• What to work on
Copy the data below verbatim, line for line, and leave every character unchanged.

• Given records
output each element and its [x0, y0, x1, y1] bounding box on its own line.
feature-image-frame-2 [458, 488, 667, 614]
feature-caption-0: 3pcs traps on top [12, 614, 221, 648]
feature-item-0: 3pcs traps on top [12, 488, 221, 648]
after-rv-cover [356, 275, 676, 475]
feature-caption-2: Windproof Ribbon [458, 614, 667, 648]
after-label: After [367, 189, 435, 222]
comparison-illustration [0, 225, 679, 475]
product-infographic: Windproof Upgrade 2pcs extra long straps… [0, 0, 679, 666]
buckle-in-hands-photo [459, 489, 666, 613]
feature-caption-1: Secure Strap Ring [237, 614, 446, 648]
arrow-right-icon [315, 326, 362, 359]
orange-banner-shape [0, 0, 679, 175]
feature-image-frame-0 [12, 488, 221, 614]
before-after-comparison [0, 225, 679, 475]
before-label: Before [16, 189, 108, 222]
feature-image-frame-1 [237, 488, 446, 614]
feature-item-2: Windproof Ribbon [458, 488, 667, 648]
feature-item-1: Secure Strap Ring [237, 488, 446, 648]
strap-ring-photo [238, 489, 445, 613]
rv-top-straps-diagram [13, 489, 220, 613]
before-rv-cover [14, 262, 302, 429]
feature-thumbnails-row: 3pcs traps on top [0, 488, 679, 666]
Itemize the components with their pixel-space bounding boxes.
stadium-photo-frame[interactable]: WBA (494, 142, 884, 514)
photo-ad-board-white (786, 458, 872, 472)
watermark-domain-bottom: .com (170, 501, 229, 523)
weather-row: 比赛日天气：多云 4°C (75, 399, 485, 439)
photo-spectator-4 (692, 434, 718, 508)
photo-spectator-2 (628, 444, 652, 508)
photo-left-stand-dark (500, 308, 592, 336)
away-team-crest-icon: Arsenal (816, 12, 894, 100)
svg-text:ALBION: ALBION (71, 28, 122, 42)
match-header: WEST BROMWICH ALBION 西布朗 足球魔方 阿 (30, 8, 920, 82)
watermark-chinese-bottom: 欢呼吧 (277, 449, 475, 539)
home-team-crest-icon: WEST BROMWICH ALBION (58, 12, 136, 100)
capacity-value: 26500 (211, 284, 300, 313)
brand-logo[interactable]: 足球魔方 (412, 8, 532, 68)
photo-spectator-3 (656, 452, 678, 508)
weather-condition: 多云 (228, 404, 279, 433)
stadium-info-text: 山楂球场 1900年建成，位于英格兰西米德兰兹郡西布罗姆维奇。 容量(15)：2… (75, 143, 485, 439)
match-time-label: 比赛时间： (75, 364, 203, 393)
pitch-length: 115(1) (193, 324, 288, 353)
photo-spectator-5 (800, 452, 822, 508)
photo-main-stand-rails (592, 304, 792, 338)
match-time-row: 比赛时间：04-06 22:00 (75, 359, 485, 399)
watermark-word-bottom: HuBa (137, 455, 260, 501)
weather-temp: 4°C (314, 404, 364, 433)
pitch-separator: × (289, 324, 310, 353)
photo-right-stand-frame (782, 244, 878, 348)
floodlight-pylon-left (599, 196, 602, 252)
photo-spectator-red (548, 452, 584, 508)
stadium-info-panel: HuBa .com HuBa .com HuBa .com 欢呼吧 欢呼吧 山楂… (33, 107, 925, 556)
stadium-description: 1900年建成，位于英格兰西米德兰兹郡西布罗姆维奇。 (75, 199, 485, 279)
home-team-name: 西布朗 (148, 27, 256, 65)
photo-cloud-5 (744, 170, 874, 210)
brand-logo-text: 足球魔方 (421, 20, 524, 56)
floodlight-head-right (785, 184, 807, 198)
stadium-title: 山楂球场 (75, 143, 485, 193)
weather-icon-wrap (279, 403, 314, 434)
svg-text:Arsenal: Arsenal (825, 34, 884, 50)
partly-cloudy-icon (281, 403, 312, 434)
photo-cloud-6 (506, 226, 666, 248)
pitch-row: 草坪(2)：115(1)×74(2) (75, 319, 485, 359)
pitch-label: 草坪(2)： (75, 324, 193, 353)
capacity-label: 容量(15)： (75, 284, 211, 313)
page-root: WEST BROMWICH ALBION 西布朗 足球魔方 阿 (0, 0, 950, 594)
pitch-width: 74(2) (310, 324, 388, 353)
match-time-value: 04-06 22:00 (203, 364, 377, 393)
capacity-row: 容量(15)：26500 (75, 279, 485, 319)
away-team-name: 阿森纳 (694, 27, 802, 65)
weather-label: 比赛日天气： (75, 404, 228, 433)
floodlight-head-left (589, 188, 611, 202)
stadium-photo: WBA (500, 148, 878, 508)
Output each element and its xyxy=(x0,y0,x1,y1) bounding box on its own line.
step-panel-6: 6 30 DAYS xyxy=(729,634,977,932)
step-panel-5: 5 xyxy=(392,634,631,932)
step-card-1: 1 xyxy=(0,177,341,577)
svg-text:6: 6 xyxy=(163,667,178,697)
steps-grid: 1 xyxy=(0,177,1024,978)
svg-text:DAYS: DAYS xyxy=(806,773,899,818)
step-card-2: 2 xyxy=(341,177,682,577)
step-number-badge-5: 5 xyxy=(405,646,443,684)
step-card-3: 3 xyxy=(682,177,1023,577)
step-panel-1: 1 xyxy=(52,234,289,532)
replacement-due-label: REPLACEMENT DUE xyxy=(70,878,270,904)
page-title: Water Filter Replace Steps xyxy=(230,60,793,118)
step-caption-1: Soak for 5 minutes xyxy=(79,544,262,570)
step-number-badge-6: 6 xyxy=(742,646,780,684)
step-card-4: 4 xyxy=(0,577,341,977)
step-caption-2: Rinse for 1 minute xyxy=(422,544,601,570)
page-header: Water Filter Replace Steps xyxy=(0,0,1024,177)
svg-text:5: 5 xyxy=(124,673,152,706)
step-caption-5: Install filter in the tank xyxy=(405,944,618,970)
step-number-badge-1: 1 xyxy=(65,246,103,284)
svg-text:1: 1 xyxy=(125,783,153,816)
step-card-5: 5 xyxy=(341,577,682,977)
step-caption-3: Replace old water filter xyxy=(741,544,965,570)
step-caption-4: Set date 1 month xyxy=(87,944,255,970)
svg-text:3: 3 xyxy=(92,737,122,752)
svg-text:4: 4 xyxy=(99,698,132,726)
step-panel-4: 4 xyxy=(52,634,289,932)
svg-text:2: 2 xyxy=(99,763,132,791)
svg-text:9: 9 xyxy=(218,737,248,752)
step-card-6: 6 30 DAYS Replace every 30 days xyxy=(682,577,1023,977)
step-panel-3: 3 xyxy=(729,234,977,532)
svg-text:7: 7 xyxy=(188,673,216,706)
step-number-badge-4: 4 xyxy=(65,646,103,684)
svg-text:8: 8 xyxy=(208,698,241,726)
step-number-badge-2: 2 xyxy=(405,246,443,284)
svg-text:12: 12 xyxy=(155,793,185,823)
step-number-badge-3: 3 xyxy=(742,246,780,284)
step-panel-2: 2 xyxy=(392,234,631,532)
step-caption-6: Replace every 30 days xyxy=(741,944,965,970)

• Exercise output
output each element and its [x0, y0, x1, y1] bounding box on its own line.
feature-image-frame-2 [458, 488, 667, 614]
feature-caption-0: 3pcs traps on top [12, 614, 221, 648]
feature-item-0: 3pcs traps on top [12, 488, 221, 648]
after-rv-cover [356, 275, 676, 475]
feature-caption-2: Windproof Ribbon [458, 614, 667, 648]
after-label: After [367, 189, 435, 222]
comparison-illustration [0, 225, 679, 475]
product-infographic: Windproof Upgrade 2pcs extra long straps… [0, 0, 679, 666]
buckle-in-hands-photo [459, 489, 666, 613]
feature-caption-1: Secure Strap Ring [237, 614, 446, 648]
arrow-right-icon [315, 326, 362, 359]
orange-banner-shape [0, 0, 679, 175]
feature-image-frame-0 [12, 488, 221, 614]
before-after-comparison [0, 225, 679, 475]
before-label: Before [16, 189, 108, 222]
feature-image-frame-1 [237, 488, 446, 614]
feature-item-2: Windproof Ribbon [458, 488, 667, 648]
feature-item-1: Secure Strap Ring [237, 488, 446, 648]
strap-ring-photo [238, 489, 445, 613]
rv-top-straps-diagram [13, 489, 220, 613]
before-rv-cover [14, 262, 302, 429]
feature-thumbnails-row: 3pcs traps on top [0, 488, 679, 666]
Itemize the components with their pixel-space bounding boxes.
stadium-photo-frame[interactable]: WBA (494, 142, 884, 514)
photo-ad-board-white (786, 458, 872, 472)
watermark-domain-bottom: .com (170, 501, 229, 523)
weather-row: 比赛日天气：多云 4°C (75, 399, 485, 439)
photo-spectator-4 (692, 434, 718, 508)
photo-spectator-2 (628, 444, 652, 508)
photo-left-stand-dark (500, 308, 592, 336)
away-team-crest-icon: Arsenal (816, 12, 894, 100)
svg-text:ALBION: ALBION (71, 28, 122, 42)
match-header: WEST BROMWICH ALBION 西布朗 足球魔方 阿 (30, 8, 920, 82)
watermark-chinese-bottom: 欢呼吧 (277, 449, 475, 539)
home-team-crest-icon: WEST BROMWICH ALBION (58, 12, 136, 100)
capacity-value: 26500 (211, 284, 300, 313)
brand-logo[interactable]: 足球魔方 (412, 8, 532, 68)
photo-spectator-3 (656, 452, 678, 508)
weather-condition: 多云 (228, 404, 279, 433)
stadium-info-text: 山楂球场 1900年建成，位于英格兰西米德兰兹郡西布罗姆维奇。 容量(15)：2… (75, 143, 485, 439)
match-time-label: 比赛时间： (75, 364, 203, 393)
pitch-length: 115(1) (193, 324, 288, 353)
photo-spectator-5 (800, 452, 822, 508)
photo-main-stand-rails (592, 304, 792, 338)
match-time-row: 比赛时间：04-06 22:00 (75, 359, 485, 399)
watermark-word-bottom: HuBa (137, 455, 260, 501)
weather-temp: 4°C (314, 404, 364, 433)
pitch-separator: × (289, 324, 310, 353)
photo-right-stand-frame (782, 244, 878, 348)
floodlight-pylon-left (599, 196, 602, 252)
photo-spectator-red (548, 452, 584, 508)
stadium-info-panel: HuBa .com HuBa .com HuBa .com 欢呼吧 欢呼吧 山楂… (33, 107, 925, 556)
stadium-description: 1900年建成，位于英格兰西米德兰兹郡西布罗姆维奇。 (75, 199, 485, 279)
home-team-name: 西布朗 (148, 27, 256, 65)
photo-cloud-5 (744, 170, 874, 210)
brand-logo-text: 足球魔方 (421, 20, 524, 56)
floodlight-head-right (785, 184, 807, 198)
stadium-title: 山楂球场 (75, 143, 485, 193)
weather-icon-wrap (279, 403, 314, 434)
svg-text:Arsenal: Arsenal (825, 34, 884, 50)
partly-cloudy-icon (281, 403, 312, 434)
photo-cloud-6 (506, 226, 666, 248)
pitch-row: 草坪(2)：115(1)×74(2) (75, 319, 485, 359)
pitch-label: 草坪(2)： (75, 324, 193, 353)
capacity-label: 容量(15)： (75, 284, 211, 313)
page-root: WEST BROMWICH ALBION 西布朗 足球魔方 阿 (0, 0, 950, 594)
pitch-width: 74(2) (310, 324, 388, 353)
match-time-value: 04-06 22:00 (203, 364, 377, 393)
capacity-row: 容量(15)：26500 (75, 279, 485, 319)
away-team-name: 阿森纳 (694, 27, 802, 65)
weather-label: 比赛日天气： (75, 404, 228, 433)
floodlight-head-left (589, 188, 611, 202)
stadium-photo: WBA (500, 148, 878, 508)
Output each element and its xyxy=(x0,y0,x1,y1) bounding box on its own line.
step-panel-6: 6 30 DAYS xyxy=(729,634,977,932)
step-panel-5: 5 xyxy=(392,634,631,932)
step-card-1: 1 xyxy=(0,177,341,577)
svg-text:6: 6 xyxy=(163,667,178,697)
steps-grid: 1 xyxy=(0,177,1024,978)
svg-text:DAYS: DAYS xyxy=(806,773,899,818)
step-card-2: 2 xyxy=(341,177,682,577)
step-number-badge-5: 5 xyxy=(405,646,443,684)
step-card-3: 3 xyxy=(682,177,1023,577)
step-panel-1: 1 xyxy=(52,234,289,532)
replacement-due-label: REPLACEMENT DUE xyxy=(70,878,270,904)
page-title: Water Filter Replace Steps xyxy=(230,60,793,118)
step-caption-1: Soak for 5 minutes xyxy=(79,544,262,570)
step-number-badge-6: 6 xyxy=(742,646,780,684)
step-card-4: 4 xyxy=(0,577,341,977)
step-caption-2: Rinse for 1 minute xyxy=(422,544,601,570)
page-header: Water Filter Replace Steps xyxy=(0,0,1024,177)
svg-text:5: 5 xyxy=(124,673,152,706)
step-caption-5: Install filter in the tank xyxy=(405,944,618,970)
step-number-badge-1: 1 xyxy=(65,246,103,284)
svg-text:1: 1 xyxy=(125,783,153,816)
step-card-5: 5 xyxy=(341,577,682,977)
step-caption-3: Replace old water filter xyxy=(741,544,965,570)
step-caption-4: Set date 1 month xyxy=(87,944,255,970)
svg-text:3: 3 xyxy=(92,737,122,752)
svg-text:4: 4 xyxy=(99,698,132,726)
step-panel-4: 4 xyxy=(52,634,289,932)
svg-text:2: 2 xyxy=(99,763,132,791)
svg-text:9: 9 xyxy=(218,737,248,752)
step-card-6: 6 30 DAYS Replace every 30 days xyxy=(682,577,1023,977)
step-panel-3: 3 xyxy=(729,234,977,532)
svg-text:7: 7 xyxy=(188,673,216,706)
step-number-badge-4: 4 xyxy=(65,646,103,684)
svg-text:8: 8 xyxy=(208,698,241,726)
step-number-badge-2: 2 xyxy=(405,246,443,284)
svg-text:12: 12 xyxy=(155,793,185,823)
step-number-badge-3: 3 xyxy=(742,246,780,284)
step-panel-2: 2 xyxy=(392,234,631,532)
step-caption-6: Replace every 30 days xyxy=(741,944,965,970)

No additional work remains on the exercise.